TASK INSTRUCTIONS: From first line to last, write out the data precisely as shown.

[Opening SOURCE MATERIAL section]

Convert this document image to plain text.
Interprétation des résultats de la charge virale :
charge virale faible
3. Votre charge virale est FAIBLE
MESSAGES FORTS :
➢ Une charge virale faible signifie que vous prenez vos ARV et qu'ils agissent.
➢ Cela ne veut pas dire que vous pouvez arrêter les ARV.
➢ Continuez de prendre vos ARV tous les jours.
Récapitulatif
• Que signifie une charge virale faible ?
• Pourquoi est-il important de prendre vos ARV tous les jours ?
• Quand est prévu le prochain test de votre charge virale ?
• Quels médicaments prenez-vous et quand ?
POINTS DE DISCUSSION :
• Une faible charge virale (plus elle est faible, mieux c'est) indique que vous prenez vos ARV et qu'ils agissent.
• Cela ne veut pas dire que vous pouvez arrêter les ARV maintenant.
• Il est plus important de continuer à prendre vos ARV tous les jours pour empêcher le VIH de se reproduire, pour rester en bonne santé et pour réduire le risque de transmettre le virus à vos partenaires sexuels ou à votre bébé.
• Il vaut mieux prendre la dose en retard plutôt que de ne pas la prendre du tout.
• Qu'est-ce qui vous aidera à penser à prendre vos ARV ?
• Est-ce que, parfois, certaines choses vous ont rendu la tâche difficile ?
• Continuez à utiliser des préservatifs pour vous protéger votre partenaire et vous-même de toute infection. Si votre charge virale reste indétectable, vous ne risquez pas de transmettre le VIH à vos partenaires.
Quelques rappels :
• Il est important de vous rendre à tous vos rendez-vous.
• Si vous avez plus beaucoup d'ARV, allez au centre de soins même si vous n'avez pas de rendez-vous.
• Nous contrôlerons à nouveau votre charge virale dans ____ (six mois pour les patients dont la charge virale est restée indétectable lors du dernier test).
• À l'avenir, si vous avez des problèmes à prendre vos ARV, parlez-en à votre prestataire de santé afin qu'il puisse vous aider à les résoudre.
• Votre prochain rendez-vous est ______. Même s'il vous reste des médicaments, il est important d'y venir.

[Closing SOURCE MATERIAL section]

FINISHED TASK:
Convert this document image to plain text.
Interprétation des résultats de la charge virale :
charge virale faible
3. Votre charge virale est FAIBLE
MESSAGES FORTS :
➢ Une charge virale faible signifie que vous prenez vos ARV et qu'ils agissent.
➢ Cela ne veut pas dire que vous pouvez arrêter les ARV.
➢ Continuez de prendre vos ARV tous les jours.
Récapitulatif
• Que signifie une charge virale faible ?
• Pourquoi est-il important de prendre vos ARV tous les jours ?
• Quand est prévu le prochain test de votre charge virale ?
• Quels médicaments prenez-vous et quand ?
POINTS DE DISCUSSION :
• Une faible charge virale (plus elle est faible, mieux c'est) indique que vous prenez vos ARV et qu'ils agissent.
• Cela ne veut pas dire que vous pouvez arrêter les ARV maintenant.
• Il est plus important de continuer à prendre vos ARV tous les jours pour empêcher le VIH de se reproduire, pour rester en bonne santé et pour réduire le risque de transmettre le virus à vos partenaires sexuels ou à votre bébé.
• Il vaut mieux prendre la dose en retard plutôt que de ne pas la prendre du tout.
• Qu'est-ce qui vous aidera à penser à prendre vos ARV ?
• Est-ce que, parfois, certaines choses vous ont rendu la tâche difficile ?
• Continuez à utiliser des préservatifs pour vous protéger votre partenaire et vous-même de toute infection. Si votre charge virale reste indétectable, vous ne risquez pas de transmettre le VIH à vos partenaires.
Quelques rappels :
• Il est important de vous rendre à tous vos rendez-vous.
• Si vous avez plus beaucoup d'ARV, allez au centre de soins même si vous n'avez pas de rendez-vous.
• Nous contrôlerons à nouveau votre charge virale dans ____ (six mois pour les patients dont la charge virale est restée indétectable lors du dernier test).
• À l'avenir, si vous avez des problèmes à prendre vos ARV, parlez-en à votre prestataire de santé afin qu'il puisse vous aider à les résoudre.
• Votre prochain rendez-vous est ______. Même s'il vous reste des médicaments, il est important d'y venir.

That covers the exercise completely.